- [What you need to do] Write out all of the data without omission, exactly as shown.

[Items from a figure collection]

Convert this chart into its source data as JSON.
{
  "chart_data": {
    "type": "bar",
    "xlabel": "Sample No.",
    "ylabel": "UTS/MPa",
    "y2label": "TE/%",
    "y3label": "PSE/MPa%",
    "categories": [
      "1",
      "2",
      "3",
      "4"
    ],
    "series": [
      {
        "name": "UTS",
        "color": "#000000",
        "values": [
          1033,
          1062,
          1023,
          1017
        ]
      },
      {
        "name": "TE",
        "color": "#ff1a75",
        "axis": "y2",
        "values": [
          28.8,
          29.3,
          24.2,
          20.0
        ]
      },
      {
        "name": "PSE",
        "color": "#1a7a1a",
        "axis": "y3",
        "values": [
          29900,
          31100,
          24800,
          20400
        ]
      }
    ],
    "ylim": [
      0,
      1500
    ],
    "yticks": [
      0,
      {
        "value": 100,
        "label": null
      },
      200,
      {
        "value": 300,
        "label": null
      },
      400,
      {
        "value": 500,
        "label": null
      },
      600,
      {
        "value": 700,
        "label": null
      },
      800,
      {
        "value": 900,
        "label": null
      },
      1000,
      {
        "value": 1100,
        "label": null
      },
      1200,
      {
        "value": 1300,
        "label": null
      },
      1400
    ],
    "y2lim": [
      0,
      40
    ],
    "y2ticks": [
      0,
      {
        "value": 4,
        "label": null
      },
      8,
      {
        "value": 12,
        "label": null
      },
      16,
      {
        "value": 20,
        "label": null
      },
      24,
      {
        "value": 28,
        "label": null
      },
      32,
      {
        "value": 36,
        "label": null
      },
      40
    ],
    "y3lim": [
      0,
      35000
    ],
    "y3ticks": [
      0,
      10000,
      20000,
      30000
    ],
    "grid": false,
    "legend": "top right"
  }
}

- [Problem solution]
Convert this chart into its source data as JSON.
{
  "chart_data": {
    "type": "bar",
    "xlabel": "Sample No.",
    "ylabel": "UTS/MPa",
    "y2label": "TE/%",
    "y3label": "PSE/MPa%",
    "categories": [
      "1",
      "2",
      "3",
      "4"
    ],
    "series": [
      {
        "name": "UTS",
        "color": "#000000",
        "values": [
          1033,
          1062,
          1023,
          1017
        ]
      },
      {
        "name": "TE",
        "color": "#ff1a75",
        "axis": "y2",
        "values": [
          28.8,
          29.3,
          24.2,
          20.0
        ]
      },
      {
        "name": "PSE",
        "color": "#1a7a1a",
        "axis": "y3",
        "values": [
          29900,
          31100,
          24800,
          20400
        ]
      }
    ],
    "ylim": [
      0,
      1500
    ],
    "yticks": [
      0,
      {
        "value": 100,
        "label": null
      },
      200,
      {
        "value": 300,
        "label": null
      },
      400,
      {
        "value": 500,
        "label": null
      },
      600,
      {
        "value": 700,
        "label": null
      },
      800,
      {
        "value": 900,
        "label": null
      },
      1000,
      {
        "value": 1100,
        "label": null
      },
      1200,
      {
        "value": 1300,
        "label": null
      },
      1400
    ],
    "y2lim": [
      0,
      40
    ],
    "y2ticks": [
      0,
      {
        "value": 4,
        "label": null
      },
      8,
      {
        "value": 12,
        "label": null
      },
      16,
      {
        "value": 20,
        "label": null
      },
      24,
      {
        "value": 28,
        "label": null
      },
      32,
      {
        "value": 36,
        "label": null
      },
      40
    ],
    "y3lim": [
      0,
      35000
    ],
    "y3ticks": [
      0,
      10000,
      20000,
      30000
    ],
    "grid": false,
    "legend": "top right"
  }
}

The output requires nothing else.